Stored data entries:
--- begin ---
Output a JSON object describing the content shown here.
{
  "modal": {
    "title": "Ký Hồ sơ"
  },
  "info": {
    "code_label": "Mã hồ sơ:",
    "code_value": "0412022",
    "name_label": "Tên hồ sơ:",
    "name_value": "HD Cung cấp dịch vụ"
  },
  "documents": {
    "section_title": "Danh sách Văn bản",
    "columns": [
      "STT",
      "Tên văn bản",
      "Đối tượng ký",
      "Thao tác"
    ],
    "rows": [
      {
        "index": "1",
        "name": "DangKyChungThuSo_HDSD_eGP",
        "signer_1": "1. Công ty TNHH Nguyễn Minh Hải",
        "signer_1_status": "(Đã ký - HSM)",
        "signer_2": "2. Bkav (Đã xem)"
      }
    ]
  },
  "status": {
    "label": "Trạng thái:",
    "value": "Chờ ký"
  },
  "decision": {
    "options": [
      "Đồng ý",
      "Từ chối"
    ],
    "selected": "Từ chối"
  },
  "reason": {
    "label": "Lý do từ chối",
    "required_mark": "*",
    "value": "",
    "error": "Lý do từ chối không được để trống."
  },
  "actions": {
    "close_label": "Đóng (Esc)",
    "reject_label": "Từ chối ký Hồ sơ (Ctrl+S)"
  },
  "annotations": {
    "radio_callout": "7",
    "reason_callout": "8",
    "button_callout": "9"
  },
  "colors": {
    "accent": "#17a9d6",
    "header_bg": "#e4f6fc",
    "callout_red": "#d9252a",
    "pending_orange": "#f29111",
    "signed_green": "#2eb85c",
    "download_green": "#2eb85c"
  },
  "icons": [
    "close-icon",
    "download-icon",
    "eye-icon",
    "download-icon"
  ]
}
--- end ---
WHAT IS ASKED: Using the material above, print every entry exactly as written.

OUTPUT:
Output a JSON object describing the content shown here.
{
  "modal": {
    "title": "Ký Hồ sơ"
  },
  "info": {
    "code_label": "Mã hồ sơ:",
    "code_value": "0412022",
    "name_label": "Tên hồ sơ:",
    "name_value": "HD Cung cấp dịch vụ"
  },
  "documents": {
    "section_title": "Danh sách Văn bản",
    "columns": [
      "STT",
      "Tên văn bản",
      "Đối tượng ký",
      "Thao tác"
    ],
    "rows": [
      {
        "index": "1",
        "name": "DangKyChungThuSo_HDSD_eGP",
        "signer_1": "1. Công ty TNHH Nguyễn Minh Hải",
        "signer_1_status": "(Đã ký - HSM)",
        "signer_2": "2. Bkav (Đã xem)"
      }
    ]
  },
  "status": {
    "label": "Trạng thái:",
    "value": "Chờ ký"
  },
  "decision": {
    "options": [
      "Đồng ý",
      "Từ chối"
    ],
    "selected": "Từ chối"
  },
  "reason": {
    "label": "Lý do từ chối",
    "required_mark": "*",
    "value": "",
    "error": "Lý do từ chối không được để trống."
  },
  "actions": {
    "close_label": "Đóng (Esc)",
    "reject_label": "Từ chối ký Hồ sơ (Ctrl+S)"
  },
  "annotations": {
    "radio_callout": "7",
    "reason_callout": "8",
    "button_callout": "9"
  },
  "colors": {
    "accent": "#17a9d6",
    "header_bg": "#e4f6fc",
    "callout_red": "#d9252a",
    "pending_orange": "#f29111",
    "signed_green": "#2eb85c",
    "download_green": "#2eb85c"
  },
  "icons": [
    "close-icon",
    "download-icon",
    "eye-icon",
    "download-icon"
  ]
}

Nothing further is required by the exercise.